— START OF DATASET RECORDS —

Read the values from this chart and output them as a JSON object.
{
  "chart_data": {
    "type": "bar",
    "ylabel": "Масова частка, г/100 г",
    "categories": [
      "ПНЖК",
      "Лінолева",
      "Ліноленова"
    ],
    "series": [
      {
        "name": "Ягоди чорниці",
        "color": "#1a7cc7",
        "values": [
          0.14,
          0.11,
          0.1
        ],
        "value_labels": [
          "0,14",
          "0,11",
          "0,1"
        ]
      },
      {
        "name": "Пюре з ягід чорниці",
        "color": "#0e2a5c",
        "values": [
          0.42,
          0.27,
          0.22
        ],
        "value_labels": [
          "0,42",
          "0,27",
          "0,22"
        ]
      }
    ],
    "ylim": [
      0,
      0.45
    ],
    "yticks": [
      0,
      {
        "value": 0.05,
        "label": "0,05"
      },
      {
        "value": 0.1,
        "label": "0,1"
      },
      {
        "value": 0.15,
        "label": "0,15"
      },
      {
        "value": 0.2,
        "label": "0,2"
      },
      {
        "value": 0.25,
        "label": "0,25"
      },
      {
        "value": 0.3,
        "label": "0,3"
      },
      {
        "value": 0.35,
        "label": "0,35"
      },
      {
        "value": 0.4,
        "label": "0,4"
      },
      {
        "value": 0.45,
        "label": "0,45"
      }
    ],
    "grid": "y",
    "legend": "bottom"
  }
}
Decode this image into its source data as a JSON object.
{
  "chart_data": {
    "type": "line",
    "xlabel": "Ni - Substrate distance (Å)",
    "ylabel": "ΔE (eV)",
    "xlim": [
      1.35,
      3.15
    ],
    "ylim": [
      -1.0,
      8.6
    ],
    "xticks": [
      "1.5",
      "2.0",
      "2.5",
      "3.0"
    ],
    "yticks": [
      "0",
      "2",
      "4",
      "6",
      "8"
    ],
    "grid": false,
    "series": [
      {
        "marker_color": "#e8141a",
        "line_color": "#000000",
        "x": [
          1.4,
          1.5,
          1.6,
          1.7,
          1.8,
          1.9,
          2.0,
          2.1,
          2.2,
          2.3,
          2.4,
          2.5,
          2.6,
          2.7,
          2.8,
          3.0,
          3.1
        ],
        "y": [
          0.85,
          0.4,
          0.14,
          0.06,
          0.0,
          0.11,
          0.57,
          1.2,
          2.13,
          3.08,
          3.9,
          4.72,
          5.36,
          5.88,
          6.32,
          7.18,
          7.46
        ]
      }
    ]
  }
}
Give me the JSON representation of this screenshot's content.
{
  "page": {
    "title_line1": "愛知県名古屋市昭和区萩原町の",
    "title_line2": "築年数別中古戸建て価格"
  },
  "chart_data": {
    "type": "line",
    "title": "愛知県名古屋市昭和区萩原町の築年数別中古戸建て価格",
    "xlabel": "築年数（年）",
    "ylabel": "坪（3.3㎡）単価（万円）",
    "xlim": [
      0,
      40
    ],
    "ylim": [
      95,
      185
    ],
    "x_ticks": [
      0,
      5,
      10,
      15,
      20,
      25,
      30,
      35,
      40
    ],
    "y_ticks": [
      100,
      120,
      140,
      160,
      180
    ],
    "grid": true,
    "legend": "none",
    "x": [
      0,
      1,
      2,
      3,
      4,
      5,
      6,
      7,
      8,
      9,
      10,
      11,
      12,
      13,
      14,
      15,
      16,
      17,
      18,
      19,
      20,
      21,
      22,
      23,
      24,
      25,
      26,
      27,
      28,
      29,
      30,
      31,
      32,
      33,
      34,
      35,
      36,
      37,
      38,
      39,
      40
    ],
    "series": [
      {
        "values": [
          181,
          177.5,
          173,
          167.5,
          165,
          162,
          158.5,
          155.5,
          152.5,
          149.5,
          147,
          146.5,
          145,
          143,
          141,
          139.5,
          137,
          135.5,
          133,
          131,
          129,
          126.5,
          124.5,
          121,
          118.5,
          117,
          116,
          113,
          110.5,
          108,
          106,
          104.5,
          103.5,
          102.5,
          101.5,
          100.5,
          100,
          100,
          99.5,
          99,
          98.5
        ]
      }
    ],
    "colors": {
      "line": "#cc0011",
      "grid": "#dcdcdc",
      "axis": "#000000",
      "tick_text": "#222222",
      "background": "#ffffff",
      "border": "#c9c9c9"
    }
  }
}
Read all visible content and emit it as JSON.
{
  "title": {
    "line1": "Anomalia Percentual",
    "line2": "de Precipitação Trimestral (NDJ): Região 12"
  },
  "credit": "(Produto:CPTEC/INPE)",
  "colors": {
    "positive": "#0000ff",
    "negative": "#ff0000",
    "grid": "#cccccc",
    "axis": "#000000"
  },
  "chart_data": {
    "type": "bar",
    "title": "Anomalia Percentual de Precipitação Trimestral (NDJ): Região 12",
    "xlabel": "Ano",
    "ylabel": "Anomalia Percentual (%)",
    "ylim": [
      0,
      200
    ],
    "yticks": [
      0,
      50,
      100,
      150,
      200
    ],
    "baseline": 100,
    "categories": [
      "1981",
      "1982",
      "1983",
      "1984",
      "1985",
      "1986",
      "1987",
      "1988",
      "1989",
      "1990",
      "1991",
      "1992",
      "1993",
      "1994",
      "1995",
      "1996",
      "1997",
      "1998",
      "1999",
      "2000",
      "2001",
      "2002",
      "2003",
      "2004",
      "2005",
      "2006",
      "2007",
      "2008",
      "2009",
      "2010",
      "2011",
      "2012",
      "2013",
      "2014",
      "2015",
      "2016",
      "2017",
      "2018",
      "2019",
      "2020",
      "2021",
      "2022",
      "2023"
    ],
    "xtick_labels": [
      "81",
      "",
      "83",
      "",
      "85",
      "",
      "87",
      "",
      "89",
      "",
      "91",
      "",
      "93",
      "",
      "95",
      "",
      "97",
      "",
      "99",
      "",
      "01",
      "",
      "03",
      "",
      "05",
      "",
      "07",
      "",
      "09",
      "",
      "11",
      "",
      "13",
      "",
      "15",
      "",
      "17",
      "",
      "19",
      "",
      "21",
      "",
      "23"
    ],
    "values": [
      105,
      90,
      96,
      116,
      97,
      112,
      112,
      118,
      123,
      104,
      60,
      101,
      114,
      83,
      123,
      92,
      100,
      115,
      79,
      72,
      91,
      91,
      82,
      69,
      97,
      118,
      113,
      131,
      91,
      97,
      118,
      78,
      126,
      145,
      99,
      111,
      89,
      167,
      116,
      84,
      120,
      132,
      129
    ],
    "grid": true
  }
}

— END OF DATASET RECORDS —

Your answer should be a single number: the count of lines containing the word "Read".

*OUTPUT OF THE EXERCISE*: 2